# Objective
Pull each line containing "counts" out of the data and copy it.

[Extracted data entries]
□ □ □ □

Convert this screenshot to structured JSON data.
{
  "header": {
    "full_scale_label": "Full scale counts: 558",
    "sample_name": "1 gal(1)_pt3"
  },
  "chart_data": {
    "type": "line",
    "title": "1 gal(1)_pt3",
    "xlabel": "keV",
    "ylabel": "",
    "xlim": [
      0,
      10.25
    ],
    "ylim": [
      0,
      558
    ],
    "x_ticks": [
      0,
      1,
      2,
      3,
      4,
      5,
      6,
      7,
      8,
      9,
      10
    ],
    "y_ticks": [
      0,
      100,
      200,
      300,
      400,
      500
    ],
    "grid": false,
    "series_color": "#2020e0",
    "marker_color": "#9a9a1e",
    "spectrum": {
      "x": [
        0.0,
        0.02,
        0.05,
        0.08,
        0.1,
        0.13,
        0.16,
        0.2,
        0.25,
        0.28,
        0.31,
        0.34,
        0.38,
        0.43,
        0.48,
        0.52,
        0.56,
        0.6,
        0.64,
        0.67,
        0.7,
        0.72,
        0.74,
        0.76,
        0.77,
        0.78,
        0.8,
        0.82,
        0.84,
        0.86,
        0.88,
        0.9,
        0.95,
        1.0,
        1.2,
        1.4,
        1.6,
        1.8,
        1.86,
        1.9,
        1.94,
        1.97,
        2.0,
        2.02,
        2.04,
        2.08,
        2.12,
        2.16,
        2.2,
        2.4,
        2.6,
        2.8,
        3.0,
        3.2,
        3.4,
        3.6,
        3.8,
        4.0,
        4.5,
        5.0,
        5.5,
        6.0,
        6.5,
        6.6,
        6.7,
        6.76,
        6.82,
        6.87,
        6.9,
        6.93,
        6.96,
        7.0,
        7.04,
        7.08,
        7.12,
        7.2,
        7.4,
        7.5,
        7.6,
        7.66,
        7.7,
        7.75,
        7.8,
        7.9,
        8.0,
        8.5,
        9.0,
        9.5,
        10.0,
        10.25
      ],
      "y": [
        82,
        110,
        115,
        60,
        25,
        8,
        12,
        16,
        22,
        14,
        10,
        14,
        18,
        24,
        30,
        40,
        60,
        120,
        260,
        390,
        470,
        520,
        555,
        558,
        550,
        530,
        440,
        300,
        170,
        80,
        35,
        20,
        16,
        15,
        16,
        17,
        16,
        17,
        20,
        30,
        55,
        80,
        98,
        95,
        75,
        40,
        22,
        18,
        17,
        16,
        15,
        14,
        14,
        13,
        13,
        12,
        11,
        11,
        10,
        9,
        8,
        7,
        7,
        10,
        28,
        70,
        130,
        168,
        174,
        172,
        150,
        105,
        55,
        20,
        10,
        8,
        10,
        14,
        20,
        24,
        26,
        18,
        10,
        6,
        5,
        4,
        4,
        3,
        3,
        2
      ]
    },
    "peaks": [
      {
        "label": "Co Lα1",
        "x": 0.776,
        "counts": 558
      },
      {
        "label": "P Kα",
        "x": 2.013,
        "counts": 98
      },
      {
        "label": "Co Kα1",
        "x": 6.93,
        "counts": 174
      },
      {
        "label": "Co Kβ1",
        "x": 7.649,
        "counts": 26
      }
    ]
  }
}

□ □ □ □

# Written answer
    "full_scale_label": "Full scale counts: 558",
        "counts": 558
        "counts": 98
        "counts": 174
        "counts": 26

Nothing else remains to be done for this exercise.